■ **Short task**
Collect each line of the entries that holds the string "What".

■ **Records shown**
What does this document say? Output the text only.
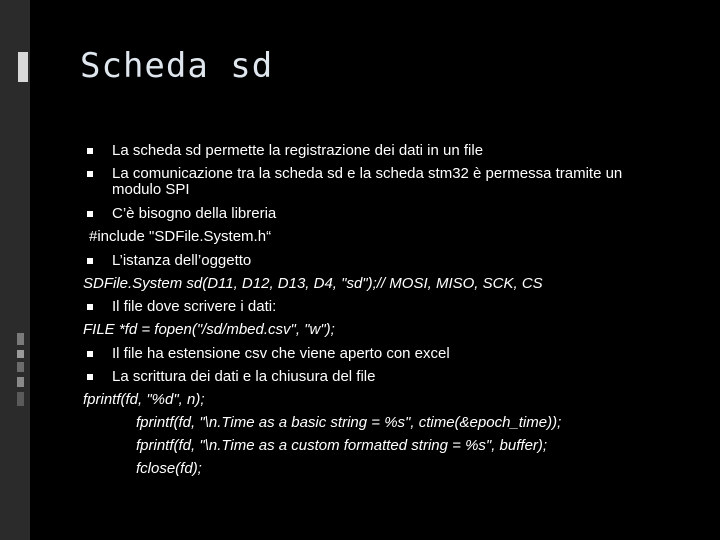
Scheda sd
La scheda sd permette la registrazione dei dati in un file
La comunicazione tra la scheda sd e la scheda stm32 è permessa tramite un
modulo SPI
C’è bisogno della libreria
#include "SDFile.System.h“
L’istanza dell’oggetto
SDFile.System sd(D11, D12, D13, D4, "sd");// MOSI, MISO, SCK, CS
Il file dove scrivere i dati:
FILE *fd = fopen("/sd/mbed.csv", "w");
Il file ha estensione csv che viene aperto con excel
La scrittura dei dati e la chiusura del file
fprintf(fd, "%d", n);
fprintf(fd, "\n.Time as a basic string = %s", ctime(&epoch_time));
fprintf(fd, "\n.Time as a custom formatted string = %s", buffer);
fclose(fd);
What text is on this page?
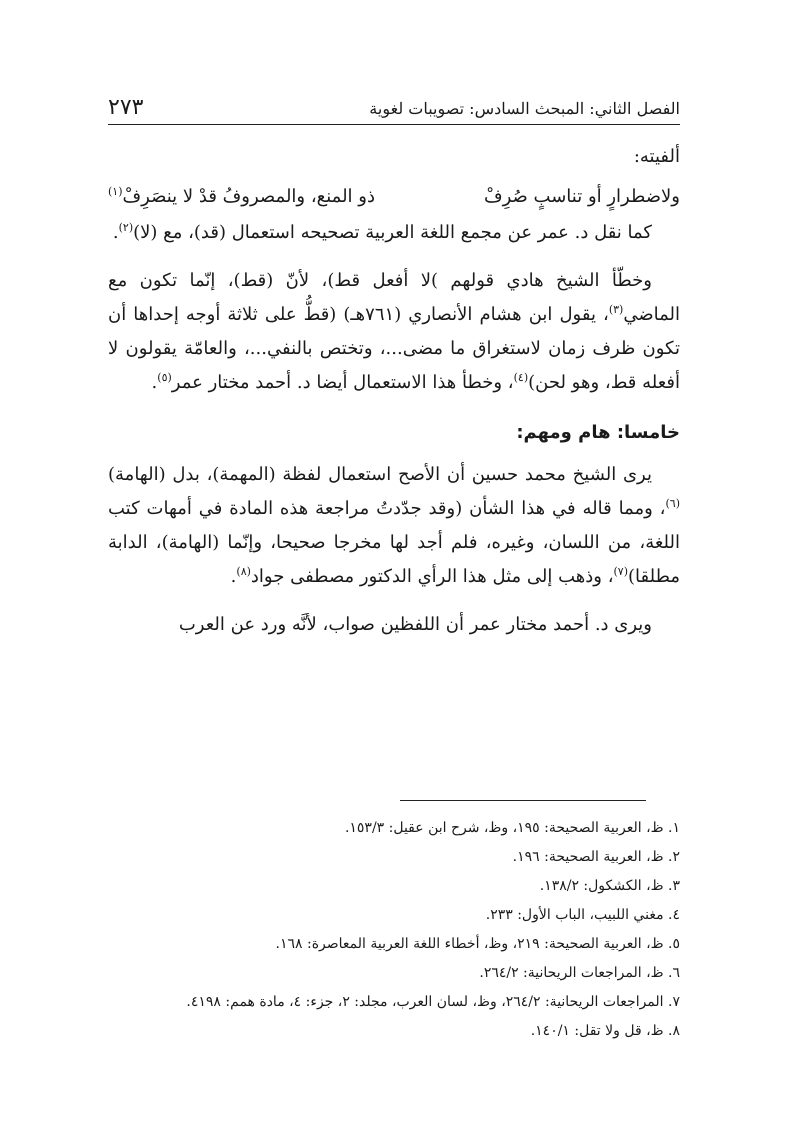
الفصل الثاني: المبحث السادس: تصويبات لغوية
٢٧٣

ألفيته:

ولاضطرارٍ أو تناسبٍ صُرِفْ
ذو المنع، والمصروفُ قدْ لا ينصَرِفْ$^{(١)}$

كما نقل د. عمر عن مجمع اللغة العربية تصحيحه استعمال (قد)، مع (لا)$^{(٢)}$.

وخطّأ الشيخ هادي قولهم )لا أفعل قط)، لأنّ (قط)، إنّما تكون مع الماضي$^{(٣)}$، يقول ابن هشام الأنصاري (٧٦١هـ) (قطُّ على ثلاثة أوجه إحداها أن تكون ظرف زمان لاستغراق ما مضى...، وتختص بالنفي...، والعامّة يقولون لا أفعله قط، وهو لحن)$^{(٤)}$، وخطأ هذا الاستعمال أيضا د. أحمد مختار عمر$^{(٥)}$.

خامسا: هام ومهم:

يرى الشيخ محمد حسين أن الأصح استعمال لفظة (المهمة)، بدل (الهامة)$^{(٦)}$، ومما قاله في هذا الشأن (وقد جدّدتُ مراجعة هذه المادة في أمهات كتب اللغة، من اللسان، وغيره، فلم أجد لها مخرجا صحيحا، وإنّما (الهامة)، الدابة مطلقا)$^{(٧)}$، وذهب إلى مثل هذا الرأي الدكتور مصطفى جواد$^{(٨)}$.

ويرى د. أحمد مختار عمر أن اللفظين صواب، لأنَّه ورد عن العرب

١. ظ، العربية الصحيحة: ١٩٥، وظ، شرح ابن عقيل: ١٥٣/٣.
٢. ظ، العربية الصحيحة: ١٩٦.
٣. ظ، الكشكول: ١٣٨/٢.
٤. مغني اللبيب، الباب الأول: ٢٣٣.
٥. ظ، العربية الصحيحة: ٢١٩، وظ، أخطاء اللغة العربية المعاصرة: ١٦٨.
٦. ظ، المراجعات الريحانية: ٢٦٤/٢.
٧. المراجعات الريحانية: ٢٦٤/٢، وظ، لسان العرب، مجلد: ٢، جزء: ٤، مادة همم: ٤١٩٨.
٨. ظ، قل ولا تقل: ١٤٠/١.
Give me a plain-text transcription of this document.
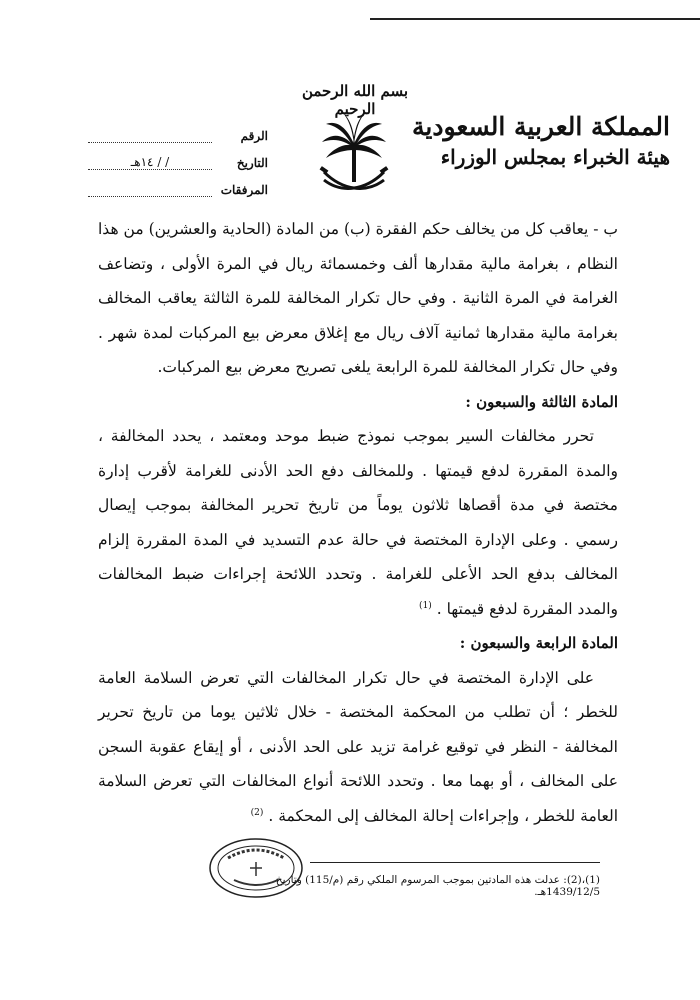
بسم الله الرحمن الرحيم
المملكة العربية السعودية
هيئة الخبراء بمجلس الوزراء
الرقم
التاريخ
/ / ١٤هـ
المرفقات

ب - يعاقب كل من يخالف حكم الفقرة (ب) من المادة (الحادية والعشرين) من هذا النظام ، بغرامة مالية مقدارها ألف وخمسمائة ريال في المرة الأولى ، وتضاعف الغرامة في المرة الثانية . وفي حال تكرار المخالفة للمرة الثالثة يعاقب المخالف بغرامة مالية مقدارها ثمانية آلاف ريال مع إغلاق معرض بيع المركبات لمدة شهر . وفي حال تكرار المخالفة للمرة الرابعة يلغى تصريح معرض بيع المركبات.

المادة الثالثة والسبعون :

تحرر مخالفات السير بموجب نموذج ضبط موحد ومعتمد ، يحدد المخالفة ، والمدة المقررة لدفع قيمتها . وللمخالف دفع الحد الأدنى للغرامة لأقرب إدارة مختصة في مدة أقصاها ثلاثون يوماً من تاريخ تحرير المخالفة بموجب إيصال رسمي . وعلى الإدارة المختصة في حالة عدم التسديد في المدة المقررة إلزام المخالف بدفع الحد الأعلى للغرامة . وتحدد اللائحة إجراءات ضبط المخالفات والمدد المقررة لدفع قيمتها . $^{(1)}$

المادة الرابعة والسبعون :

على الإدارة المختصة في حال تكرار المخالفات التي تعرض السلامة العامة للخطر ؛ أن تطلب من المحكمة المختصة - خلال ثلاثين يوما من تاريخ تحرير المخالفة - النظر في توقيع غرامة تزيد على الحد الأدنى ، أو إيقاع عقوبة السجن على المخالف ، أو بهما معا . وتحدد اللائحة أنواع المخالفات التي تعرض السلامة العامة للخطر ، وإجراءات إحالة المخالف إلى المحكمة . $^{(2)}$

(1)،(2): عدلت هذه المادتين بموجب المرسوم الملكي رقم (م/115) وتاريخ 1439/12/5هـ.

■ **Answer for this exercise**
What does this document say? Output the text only.
What text is on this page?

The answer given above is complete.